(INSTRUCTION) Set down each record exactly as written.

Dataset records

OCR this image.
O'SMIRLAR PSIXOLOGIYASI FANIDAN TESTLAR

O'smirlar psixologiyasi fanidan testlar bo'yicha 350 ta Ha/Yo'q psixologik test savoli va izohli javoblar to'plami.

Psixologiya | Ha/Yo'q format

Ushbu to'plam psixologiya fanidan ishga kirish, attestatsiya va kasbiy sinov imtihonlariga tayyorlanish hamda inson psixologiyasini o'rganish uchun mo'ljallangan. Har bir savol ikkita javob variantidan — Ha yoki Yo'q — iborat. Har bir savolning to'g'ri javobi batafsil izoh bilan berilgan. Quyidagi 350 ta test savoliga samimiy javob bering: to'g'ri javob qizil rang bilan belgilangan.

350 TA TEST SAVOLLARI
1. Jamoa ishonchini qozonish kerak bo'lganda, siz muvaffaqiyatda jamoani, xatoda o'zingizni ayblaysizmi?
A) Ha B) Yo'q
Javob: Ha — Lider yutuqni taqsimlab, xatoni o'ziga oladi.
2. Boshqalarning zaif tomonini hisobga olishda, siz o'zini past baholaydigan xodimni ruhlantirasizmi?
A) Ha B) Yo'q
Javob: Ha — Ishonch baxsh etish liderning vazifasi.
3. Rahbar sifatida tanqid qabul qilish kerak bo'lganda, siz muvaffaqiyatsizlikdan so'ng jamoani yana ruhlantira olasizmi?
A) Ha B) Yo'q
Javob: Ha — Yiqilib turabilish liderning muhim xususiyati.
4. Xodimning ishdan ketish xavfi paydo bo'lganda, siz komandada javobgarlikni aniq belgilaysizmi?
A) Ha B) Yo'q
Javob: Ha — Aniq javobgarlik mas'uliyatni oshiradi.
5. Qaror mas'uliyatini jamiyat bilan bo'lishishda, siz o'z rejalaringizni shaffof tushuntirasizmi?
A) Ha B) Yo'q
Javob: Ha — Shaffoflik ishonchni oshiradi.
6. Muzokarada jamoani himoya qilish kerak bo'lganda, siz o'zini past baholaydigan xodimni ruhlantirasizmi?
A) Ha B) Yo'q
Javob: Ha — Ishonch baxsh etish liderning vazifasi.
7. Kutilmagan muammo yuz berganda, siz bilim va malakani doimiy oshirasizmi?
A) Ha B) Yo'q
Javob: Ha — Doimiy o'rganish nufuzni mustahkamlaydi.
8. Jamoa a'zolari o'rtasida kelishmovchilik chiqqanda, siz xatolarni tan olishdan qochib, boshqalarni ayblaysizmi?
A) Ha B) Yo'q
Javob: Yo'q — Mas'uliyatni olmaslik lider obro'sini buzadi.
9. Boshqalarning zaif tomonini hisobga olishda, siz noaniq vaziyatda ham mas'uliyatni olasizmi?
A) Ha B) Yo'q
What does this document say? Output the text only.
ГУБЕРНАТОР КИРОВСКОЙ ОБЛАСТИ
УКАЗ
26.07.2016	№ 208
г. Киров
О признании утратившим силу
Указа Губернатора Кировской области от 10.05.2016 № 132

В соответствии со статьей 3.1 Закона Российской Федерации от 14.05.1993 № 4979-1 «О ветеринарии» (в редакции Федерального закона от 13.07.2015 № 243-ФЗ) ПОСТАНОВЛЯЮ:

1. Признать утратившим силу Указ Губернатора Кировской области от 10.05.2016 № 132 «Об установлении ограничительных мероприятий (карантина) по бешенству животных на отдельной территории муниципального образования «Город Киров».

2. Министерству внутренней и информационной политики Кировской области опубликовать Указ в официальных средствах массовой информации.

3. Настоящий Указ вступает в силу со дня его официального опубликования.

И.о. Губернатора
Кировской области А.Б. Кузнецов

(FULL SOLUTION)
OCR this image.
O'SMIRLAR PSIXOLOGIYASI FANIDAN TESTLAR

O'smirlar psixologiyasi fanidan testlar bo'yicha 350 ta Ha/Yo'q psixologik test savoli va izohli javoblar to'plami.

Psixologiya | Ha/Yo'q format

Ushbu to'plam psixologiya fanidan ishga kirish, attestatsiya va kasbiy sinov imtihonlariga tayyorlanish hamda inson psixologiyasini o'rganish uchun mo'ljallangan. Har bir savol ikkita javob variantidan — Ha yoki Yo'q — iborat. Har bir savolning to'g'ri javobi batafsil izoh bilan berilgan. Quyidagi 350 ta test savoliga samimiy javob bering: to'g'ri javob qizil rang bilan belgilangan.

350 TA TEST SAVOLLARI
1. Jamoa ishonchini qozonish kerak bo'lganda, siz muvaffaqiyatda jamoani, xatoda o'zingizni ayblaysizmi?
A) Ha B) Yo'q
Javob: Ha — Lider yutuqni taqsimlab, xatoni o'ziga oladi.
2. Boshqalarning zaif tomonini hisobga olishda, siz o'zini past baholaydigan xodimni ruhlantirasizmi?
A) Ha B) Yo'q
Javob: Ha — Ishonch baxsh etish liderning vazifasi.
3. Rahbar sifatida tanqid qabul qilish kerak bo'lganda, siz muvaffaqiyatsizlikdan so'ng jamoani yana ruhlantira olasizmi?
A) Ha B) Yo'q
Javob: Ha — Yiqilib turabilish liderning muhim xususiyati.
4. Xodimning ishdan ketish xavfi paydo bo'lganda, siz komandada javobgarlikni aniq belgilaysizmi?
A) Ha B) Yo'q
Javob: Ha — Aniq javobgarlik mas'uliyatni oshiradi.
5. Qaror mas'uliyatini jamiyat bilan bo'lishishda, siz o'z rejalaringizni shaffof tushuntirasizmi?
A) Ha B) Yo'q
Javob: Ha — Shaffoflik ishonchni oshiradi.
6. Muzokarada jamoani himoya qilish kerak bo'lganda, siz o'zini past baholaydigan xodimni ruhlantirasizmi?
A) Ha B) Yo'q
Javob: Ha — Ishonch baxsh etish liderning vazifasi.
7. Kutilmagan muammo yuz berganda, siz bilim va malakani doimiy oshirasizmi?
A) Ha B) Yo'q
Javob: Ha — Doimiy o'rganish nufuzni mustahkamlaydi.
8. Jamoa a'zolari o'rtasida kelishmovchilik chiqqanda, siz xatolarni tan olishdan qochib, boshqalarni ayblaysizmi?
A) Ha B) Yo'q
Javob: Yo'q — Mas'uliyatni olmaslik lider obro'sini buzadi.
9. Boshqalarning zaif tomonini hisobga olishda, siz noaniq vaziyatda ham mas'uliyatni olasizmi?
A) Ha B) Yo'q
What does this document say? Output the text only.
ГУБЕРНАТОР КИРОВСКОЙ ОБЛАСТИ
УКАЗ
26.07.2016	№ 208
г. Киров
О признании утратившим силу
Указа Губернатора Кировской области от 10.05.2016 № 132

В соответствии со статьей 3.1 Закона Российской Федерации от 14.05.1993 № 4979-1 «О ветеринарии» (в редакции Федерального закона от 13.07.2015 № 243-ФЗ) ПОСТАНОВЛЯЮ:

1. Признать утратившим силу Указ Губернатора Кировской области от 10.05.2016 № 132 «Об установлении ограничительных мероприятий (карантина) по бешенству животных на отдельной территории муниципального образования «Город Киров».

2. Министерству внутренней и информационной политики Кировской области опубликовать Указ в официальных средствах массовой информации.

3. Настоящий Указ вступает в силу со дня его официального опубликования.

И.о. Губернатора
Кировской области А.Б. Кузнецов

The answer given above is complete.